*Stated task:* Each record below is to be copied word for word, with pictures removed.

** Start Working data **

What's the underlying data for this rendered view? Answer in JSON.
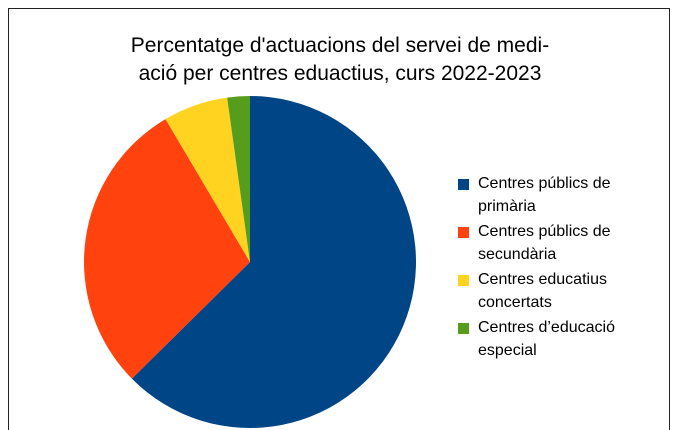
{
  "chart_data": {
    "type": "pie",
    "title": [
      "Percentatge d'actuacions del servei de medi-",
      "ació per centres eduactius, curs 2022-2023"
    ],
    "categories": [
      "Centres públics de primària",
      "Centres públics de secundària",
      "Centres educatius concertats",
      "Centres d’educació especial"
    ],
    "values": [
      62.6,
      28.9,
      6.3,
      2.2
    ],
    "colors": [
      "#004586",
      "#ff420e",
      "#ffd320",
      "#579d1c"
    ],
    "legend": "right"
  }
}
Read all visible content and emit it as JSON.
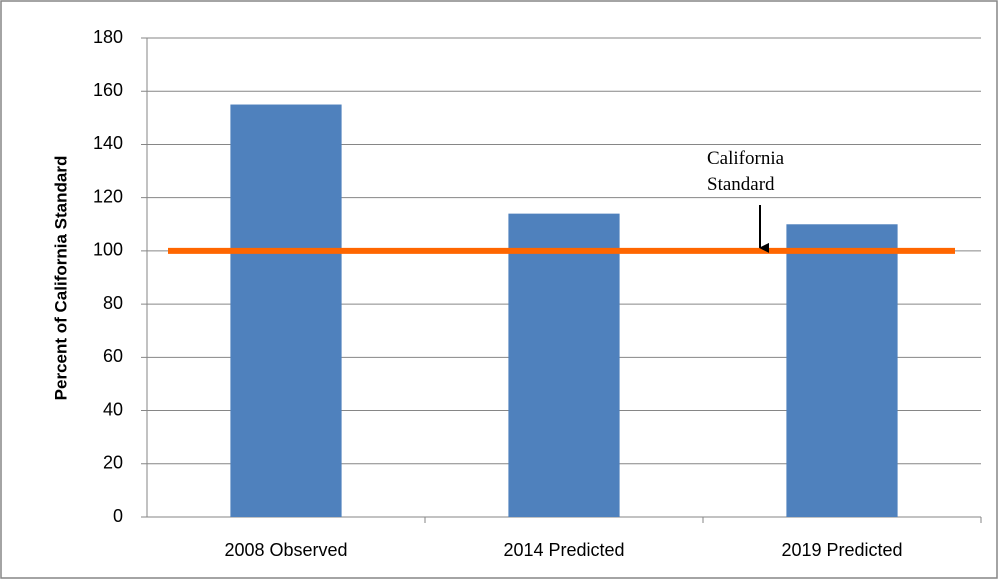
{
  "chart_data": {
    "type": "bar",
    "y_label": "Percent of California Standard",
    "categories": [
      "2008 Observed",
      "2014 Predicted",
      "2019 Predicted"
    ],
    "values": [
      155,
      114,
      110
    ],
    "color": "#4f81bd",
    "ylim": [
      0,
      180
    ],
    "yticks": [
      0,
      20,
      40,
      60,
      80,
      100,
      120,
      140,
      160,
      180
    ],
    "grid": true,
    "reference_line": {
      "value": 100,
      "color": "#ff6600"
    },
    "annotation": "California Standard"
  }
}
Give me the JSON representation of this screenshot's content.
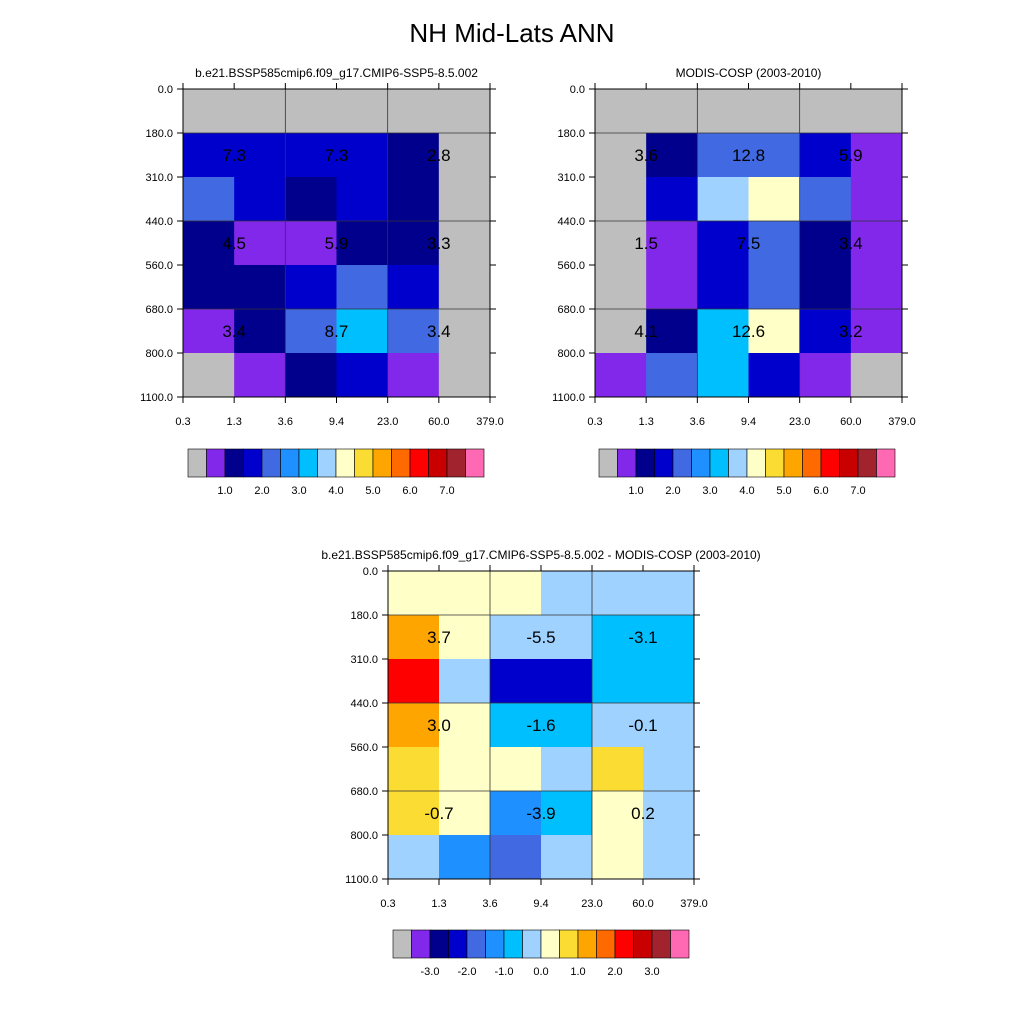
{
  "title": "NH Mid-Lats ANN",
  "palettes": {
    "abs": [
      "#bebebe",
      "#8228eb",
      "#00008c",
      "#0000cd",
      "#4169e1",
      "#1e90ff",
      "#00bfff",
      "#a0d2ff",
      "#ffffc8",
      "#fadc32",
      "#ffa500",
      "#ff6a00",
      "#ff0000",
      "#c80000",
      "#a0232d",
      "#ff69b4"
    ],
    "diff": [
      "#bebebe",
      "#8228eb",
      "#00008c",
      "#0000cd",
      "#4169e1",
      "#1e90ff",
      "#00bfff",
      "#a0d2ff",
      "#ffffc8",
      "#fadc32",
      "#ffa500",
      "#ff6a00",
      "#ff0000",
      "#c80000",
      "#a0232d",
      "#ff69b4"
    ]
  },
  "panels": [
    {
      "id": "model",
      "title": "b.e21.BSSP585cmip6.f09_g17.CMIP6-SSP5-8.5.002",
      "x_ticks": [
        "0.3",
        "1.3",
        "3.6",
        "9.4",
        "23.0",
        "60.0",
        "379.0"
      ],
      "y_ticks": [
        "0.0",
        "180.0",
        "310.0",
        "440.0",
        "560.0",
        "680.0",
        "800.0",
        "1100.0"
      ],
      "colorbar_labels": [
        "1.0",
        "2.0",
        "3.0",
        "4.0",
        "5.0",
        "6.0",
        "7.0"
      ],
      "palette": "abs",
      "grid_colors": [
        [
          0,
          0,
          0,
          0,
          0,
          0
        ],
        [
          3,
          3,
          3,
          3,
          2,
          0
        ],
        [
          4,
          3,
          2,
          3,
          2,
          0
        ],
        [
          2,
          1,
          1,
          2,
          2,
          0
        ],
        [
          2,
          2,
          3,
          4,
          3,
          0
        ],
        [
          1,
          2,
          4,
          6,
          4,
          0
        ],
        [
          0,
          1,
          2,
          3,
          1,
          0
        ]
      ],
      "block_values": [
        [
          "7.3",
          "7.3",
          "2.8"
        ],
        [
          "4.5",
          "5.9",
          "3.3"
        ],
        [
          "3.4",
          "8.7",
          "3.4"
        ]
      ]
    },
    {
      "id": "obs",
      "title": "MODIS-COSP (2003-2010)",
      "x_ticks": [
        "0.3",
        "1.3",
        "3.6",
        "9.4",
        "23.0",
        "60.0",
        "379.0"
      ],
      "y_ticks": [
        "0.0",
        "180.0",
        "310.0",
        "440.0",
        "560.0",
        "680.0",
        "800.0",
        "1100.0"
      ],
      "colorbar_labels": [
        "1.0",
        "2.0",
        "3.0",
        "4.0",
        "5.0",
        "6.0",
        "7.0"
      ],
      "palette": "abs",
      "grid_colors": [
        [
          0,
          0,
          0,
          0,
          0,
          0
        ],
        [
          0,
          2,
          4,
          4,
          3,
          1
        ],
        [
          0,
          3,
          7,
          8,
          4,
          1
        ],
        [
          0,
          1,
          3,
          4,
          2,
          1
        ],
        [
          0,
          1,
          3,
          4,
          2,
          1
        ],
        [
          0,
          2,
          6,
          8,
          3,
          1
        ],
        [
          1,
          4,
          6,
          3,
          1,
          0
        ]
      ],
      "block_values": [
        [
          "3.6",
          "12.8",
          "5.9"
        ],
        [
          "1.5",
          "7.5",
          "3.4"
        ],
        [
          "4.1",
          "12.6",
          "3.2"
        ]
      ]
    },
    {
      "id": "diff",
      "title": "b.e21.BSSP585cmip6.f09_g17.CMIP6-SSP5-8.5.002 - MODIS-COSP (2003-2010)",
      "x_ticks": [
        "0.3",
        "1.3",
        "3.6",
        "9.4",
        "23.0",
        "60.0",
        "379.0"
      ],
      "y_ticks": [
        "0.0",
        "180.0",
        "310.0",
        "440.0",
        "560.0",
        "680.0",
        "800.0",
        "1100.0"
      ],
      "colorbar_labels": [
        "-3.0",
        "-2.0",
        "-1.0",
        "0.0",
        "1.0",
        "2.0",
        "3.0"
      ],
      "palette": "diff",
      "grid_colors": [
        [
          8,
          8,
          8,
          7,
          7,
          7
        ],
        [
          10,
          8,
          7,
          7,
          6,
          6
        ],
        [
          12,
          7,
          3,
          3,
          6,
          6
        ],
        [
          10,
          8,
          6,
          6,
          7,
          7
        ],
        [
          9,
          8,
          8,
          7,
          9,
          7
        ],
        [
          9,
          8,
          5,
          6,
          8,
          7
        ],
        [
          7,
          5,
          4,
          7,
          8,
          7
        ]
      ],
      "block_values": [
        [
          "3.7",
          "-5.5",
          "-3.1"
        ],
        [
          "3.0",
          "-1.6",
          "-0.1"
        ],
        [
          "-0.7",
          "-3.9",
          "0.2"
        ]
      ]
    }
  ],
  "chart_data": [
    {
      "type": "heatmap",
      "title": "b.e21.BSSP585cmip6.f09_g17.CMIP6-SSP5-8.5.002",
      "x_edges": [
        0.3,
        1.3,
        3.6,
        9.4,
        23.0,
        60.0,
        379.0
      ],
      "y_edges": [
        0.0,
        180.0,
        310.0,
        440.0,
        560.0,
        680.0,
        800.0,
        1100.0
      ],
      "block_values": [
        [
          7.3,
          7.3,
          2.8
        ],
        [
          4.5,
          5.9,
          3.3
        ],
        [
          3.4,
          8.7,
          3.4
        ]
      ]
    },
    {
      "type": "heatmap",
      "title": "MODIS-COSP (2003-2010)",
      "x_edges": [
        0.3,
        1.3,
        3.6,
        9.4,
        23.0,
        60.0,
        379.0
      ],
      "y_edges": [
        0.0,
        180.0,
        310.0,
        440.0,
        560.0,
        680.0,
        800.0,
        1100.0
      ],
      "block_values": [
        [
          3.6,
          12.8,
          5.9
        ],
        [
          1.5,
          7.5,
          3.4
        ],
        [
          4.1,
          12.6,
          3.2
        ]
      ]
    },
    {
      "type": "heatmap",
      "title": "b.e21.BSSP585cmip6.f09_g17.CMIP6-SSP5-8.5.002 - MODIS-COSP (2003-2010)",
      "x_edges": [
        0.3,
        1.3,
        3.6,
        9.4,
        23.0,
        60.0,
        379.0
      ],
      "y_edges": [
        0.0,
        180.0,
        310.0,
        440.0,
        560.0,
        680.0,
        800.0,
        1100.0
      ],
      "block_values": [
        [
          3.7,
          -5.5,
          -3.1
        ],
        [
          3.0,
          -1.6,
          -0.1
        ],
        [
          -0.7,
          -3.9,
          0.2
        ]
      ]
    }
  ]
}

** End Working data **

*Output for this exercise:*
What's the underlying data for this rendered view? Answer in JSON.
{
  "chart_data": {
    "type": "pie",
    "title": [
      "Percentatge d'actuacions del servei de medi-",
      "ació per centres eduactius, curs 2022-2023"
    ],
    "categories": [
      "Centres públics de primària",
      "Centres públics de secundària",
      "Centres educatius concertats",
      "Centres d’educació especial"
    ],
    "values": [
      62.6,
      28.9,
      6.3,
      2.2
    ],
    "colors": [
      "#004586",
      "#ff420e",
      "#ffd320",
      "#579d1c"
    ],
    "legend": "right"
  }
}
Read all visible content and emit it as JSON.
{
  "chart_data": {
    "type": "bar",
    "y_label": "Percent of California Standard",
    "categories": [
      "2008 Observed",
      "2014 Predicted",
      "2019 Predicted"
    ],
    "values": [
      155,
      114,
      110
    ],
    "color": "#4f81bd",
    "ylim": [
      0,
      180
    ],
    "yticks": [
      0,
      20,
      40,
      60,
      80,
      100,
      120,
      140,
      160,
      180
    ],
    "grid": true,
    "reference_line": {
      "value": 100,
      "color": "#ff6600"
    },
    "annotation": "California Standard"
  }
}
Give me the JSON representation of this screenshot's content.
{
  "title": "NH Mid-Lats ANN",
  "palettes": {
    "abs": [
      "#bebebe",
      "#8228eb",
      "#00008c",
      "#0000cd",
      "#4169e1",
      "#1e90ff",
      "#00bfff",
      "#a0d2ff",
      "#ffffc8",
      "#fadc32",
      "#ffa500",
      "#ff6a00",
      "#ff0000",
      "#c80000",
      "#a0232d",
      "#ff69b4"
    ],
    "diff": [
      "#bebebe",
      "#8228eb",
      "#00008c",
      "#0000cd",
      "#4169e1",
      "#1e90ff",
      "#00bfff",
      "#a0d2ff",
      "#ffffc8",
      "#fadc32",
      "#ffa500",
      "#ff6a00",
      "#ff0000",
      "#c80000",
      "#a0232d",
      "#ff69b4"
    ]
  },
  "panels": [
    {
      "id": "model",
      "title": "b.e21.BSSP585cmip6.f09_g17.CMIP6-SSP5-8.5.002",
      "x_ticks": [
        "0.3",
        "1.3",
        "3.6",
        "9.4",
        "23.0",
        "60.0",
        "379.0"
      ],
      "y_ticks": [
        "0.0",
        "180.0",
        "310.0",
        "440.0",
        "560.0",
        "680.0",
        "800.0",
        "1100.0"
      ],
      "colorbar_labels": [
        "1.0",
        "2.0",
        "3.0",
        "4.0",
        "5.0",
        "6.0",
        "7.0"
      ],
      "palette": "abs",
      "grid_colors": [
        [
          0,
          0,
          0,
          0,
          0,
          0
        ],
        [
          3,
          3,
          3,
          3,
          2,
          0
        ],
        [
          4,
          3,
          2,
          3,
          2,
          0
        ],
        [
          2,
          1,
          1,
          2,
          2,
          0
        ],
        [
          2,
          2,
          3,
          4,
          3,
          0
        ],
        [
          1,
          2,
          4,
          6,
          4,
          0
        ],
        [
          0,
          1,
          2,
          3,
          1,
          0
        ]
      ],
      "block_values": [
        [
          "7.3",
          "7.3",
          "2.8"
        ],
        [
          "4.5",
          "5.9",
          "3.3"
        ],
        [
          "3.4",
          "8.7",
          "3.4"
        ]
      ]
    },
    {
      "id": "obs",
      "title": "MODIS-COSP (2003-2010)",
      "x_ticks": [
        "0.3",
        "1.3",
        "3.6",
        "9.4",
        "23.0",
        "60.0",
        "379.0"
      ],
      "y_ticks": [
        "0.0",
        "180.0",
        "310.0",
        "440.0",
        "560.0",
        "680.0",
        "800.0",
        "1100.0"
      ],
      "colorbar_labels": [
        "1.0",
        "2.0",
        "3.0",
        "4.0",
        "5.0",
        "6.0",
        "7.0"
      ],
      "palette": "abs",
      "grid_colors": [
        [
          0,
          0,
          0,
          0,
          0,
          0
        ],
        [
          0,
          2,
          4,
          4,
          3,
          1
        ],
        [
          0,
          3,
          7,
          8,
          4,
          1
        ],
        [
          0,
          1,
          3,
          4,
          2,
          1
        ],
        [
          0,
          1,
          3,
          4,
          2,
          1
        ],
        [
          0,
          2,
          6,
          8,
          3,
          1
        ],
        [
          1,
          4,
          6,
          3,
          1,
          0
        ]
      ],
      "block_values": [
        [
          "3.6",
          "12.8",
          "5.9"
        ],
        [
          "1.5",
          "7.5",
          "3.4"
        ],
        [
          "4.1",
          "12.6",
          "3.2"
        ]
      ]
    },
    {
      "id": "diff",
      "title": "b.e21.BSSP585cmip6.f09_g17.CMIP6-SSP5-8.5.002 - MODIS-COSP (2003-2010)",
      "x_ticks": [
        "0.3",
        "1.3",
        "3.6",
        "9.4",
        "23.0",
        "60.0",
        "379.0"
      ],
      "y_ticks": [
        "0.0",
        "180.0",
        "310.0",
        "440.0",
        "560.0",
        "680.0",
        "800.0",
        "1100.0"
      ],
      "colorbar_labels": [
        "-3.0",
        "-2.0",
        "-1.0",
        "0.0",
        "1.0",
        "2.0",
        "3.0"
      ],
      "palette": "diff",
      "grid_colors": [
        [
          8,
          8,
          8,
          7,
          7,
          7
        ],
        [
          10,
          8,
          7,
          7,
          6,
          6
        ],
        [
          12,
          7,
          3,
          3,
          6,
          6
        ],
        [
          10,
          8,
          6,
          6,
          7,
          7
        ],
        [
          9,
          8,
          8,
          7,
          9,
          7
        ],
        [
          9,
          8,
          5,
          6,
          8,
          7
        ],
        [
          7,
          5,
          4,
          7,
          8,
          7
        ]
      ],
      "block_values": [
        [
          "3.7",
          "-5.5",
          "-3.1"
        ],
        [
          "3.0",
          "-1.6",
          "-0.1"
        ],
        [
          "-0.7",
          "-3.9",
          "0.2"
        ]
      ]
    }
  ],
  "chart_data": [
    {
      "type": "heatmap",
      "title": "b.e21.BSSP585cmip6.f09_g17.CMIP6-SSP5-8.5.002",
      "x_edges": [
        0.3,
        1.3,
        3.6,
        9.4,
        23.0,
        60.0,
        379.0
      ],
      "y_edges": [
        0.0,
        180.0,
        310.0,
        440.0,
        560.0,
        680.0,
        800.0,
        1100.0
      ],
      "block_values": [
        [
          7.3,
          7.3,
          2.8
        ],
        [
          4.5,
          5.9,
          3.3
        ],
        [
          3.4,
          8.7,
          3.4
        ]
      ]
    },
    {
      "type": "heatmap",
      "title": "MODIS-COSP (2003-2010)",
      "x_edges": [
        0.3,
        1.3,
        3.6,
        9.4,
        23.0,
        60.0,
        379.0
      ],
      "y_edges": [
        0.0,
        180.0,
        310.0,
        440.0,
        560.0,
        680.0,
        800.0,
        1100.0
      ],
      "block_values": [
        [
          3.6,
          12.8,
          5.9
        ],
        [
          1.5,
          7.5,
          3.4
        ],
        [
          4.1,
          12.6,
          3.2
        ]
      ]
    },
    {
      "type": "heatmap",
      "title": "b.e21.BSSP585cmip6.f09_g17.CMIP6-SSP5-8.5.002 - MODIS-COSP (2003-2010)",
      "x_edges": [
        0.3,
        1.3,
        3.6,
        9.4,
        23.0,
        60.0,
        379.0
      ],
      "y_edges": [
        0.0,
        180.0,
        310.0,
        440.0,
        560.0,
        680.0,
        800.0,
        1100.0
      ],
      "block_values": [
        [
          3.7,
          -5.5,
          -3.1
        ],
        [
          3.0,
          -1.6,
          -0.1
        ],
        [
          -0.7,
          -3.9,
          0.2
        ]
      ]
    }
  ]
}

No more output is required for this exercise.